## To be done
The listing below must be repeated word for word, with its images excluded.

## Collected data
>> Start

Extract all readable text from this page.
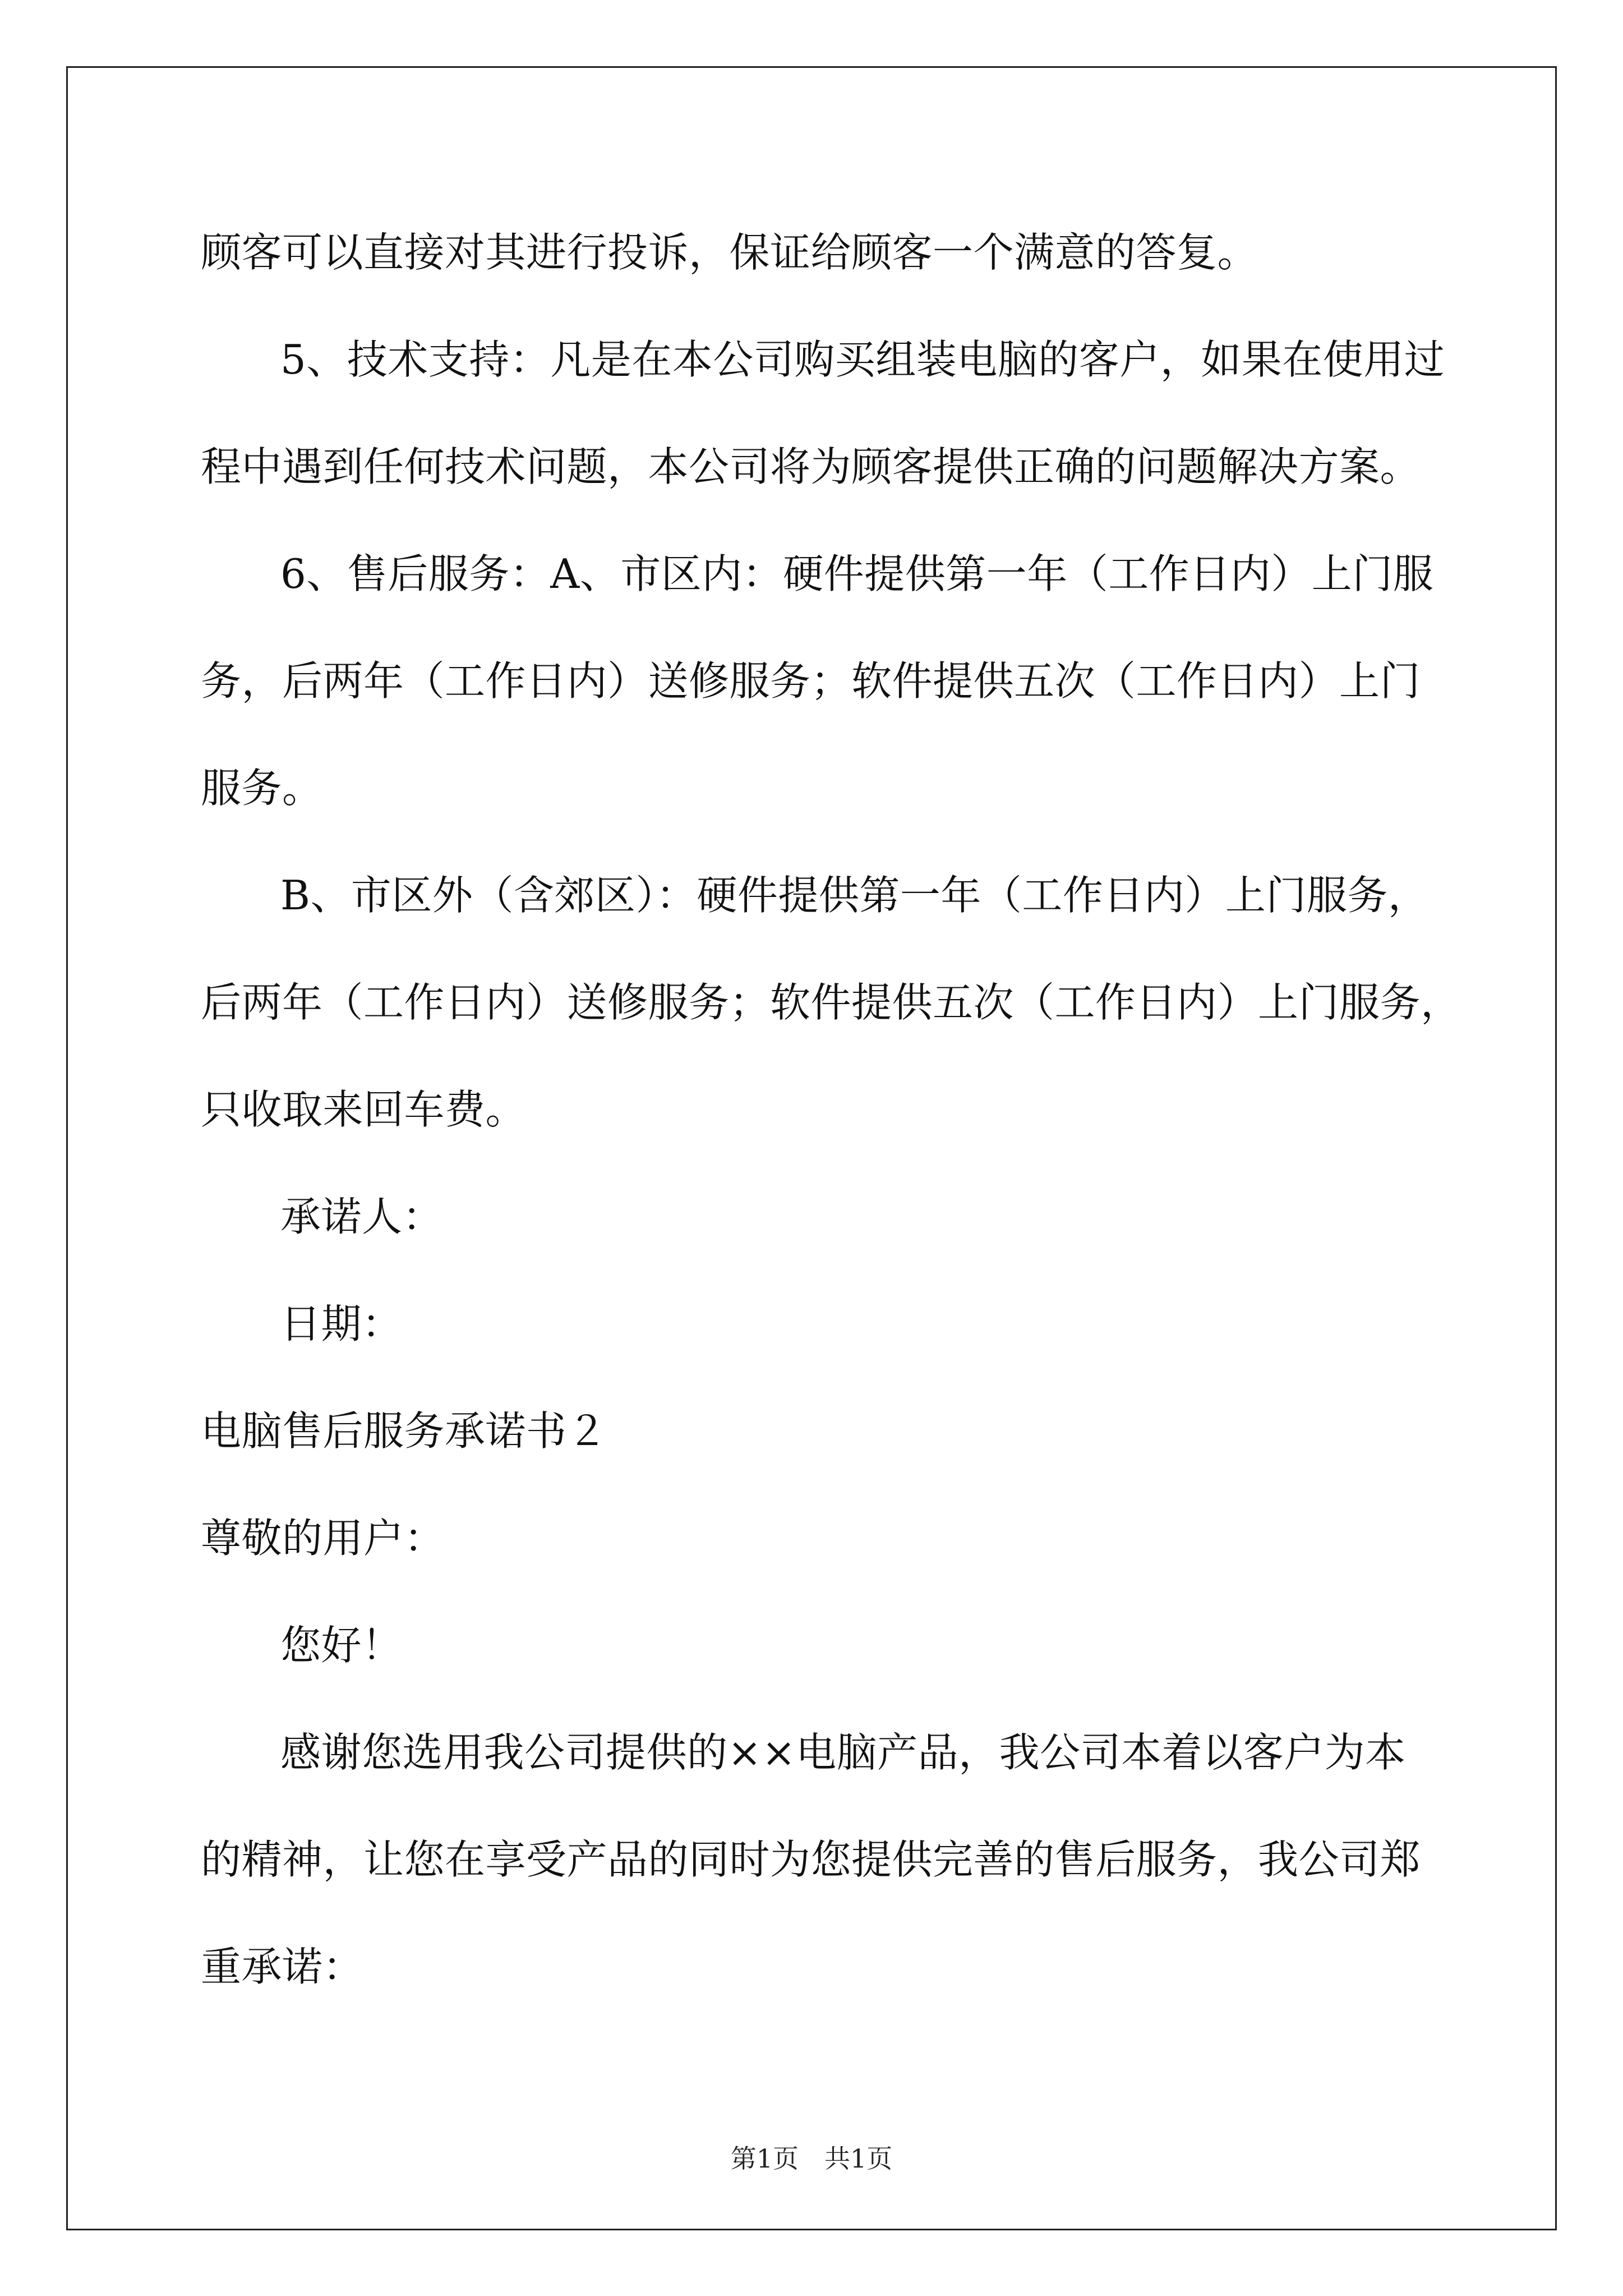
顾客可以直接对其进行投诉，保证给顾客一个满意的答复。
5、技术支持：凡是在本公司购买组装电脑的客户，如果在使用过
程中遇到任何技术问题，本公司将为顾客提供正确的问题解决方案。
6、售后服务：A、市区内：硬件提供第一年（工作日内）上门服
务，后两年（工作日内）送修服务；软件提供五次（工作日内）上门
服务。
B、市区外（含郊区）：硬件提供第一年（工作日内）上门服务，
后两年（工作日内）送修服务；软件提供五次（工作日内）上门服务，
只收取来回车费。
承诺人：
日期：
电脑售后服务承诺书２
尊敬的用户：
您好！
感谢您选用我公司提供的××电脑产品，我公司本着以客户为本
的精神，让您在享受产品的同时为您提供完善的售后服务，我公司郑
重承诺：
第1页　共1页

>> End

## Solution for this task
Extract all readable text from this page.
顾客可以直接对其进行投诉，保证给顾客一个满意的答复。
5、技术支持：凡是在本公司购买组装电脑的客户，如果在使用过
程中遇到任何技术问题，本公司将为顾客提供正确的问题解决方案。
6、售后服务：A、市区内：硬件提供第一年（工作日内）上门服
务，后两年（工作日内）送修服务；软件提供五次（工作日内）上门
服务。
B、市区外（含郊区）：硬件提供第一年（工作日内）上门服务，
后两年（工作日内）送修服务；软件提供五次（工作日内）上门服务，
只收取来回车费。
承诺人：
日期：
电脑售后服务承诺书２
尊敬的用户：
您好！
感谢您选用我公司提供的××电脑产品，我公司本着以客户为本
的精神，让您在享受产品的同时为您提供完善的售后服务，我公司郑
重承诺：
第1页　共1页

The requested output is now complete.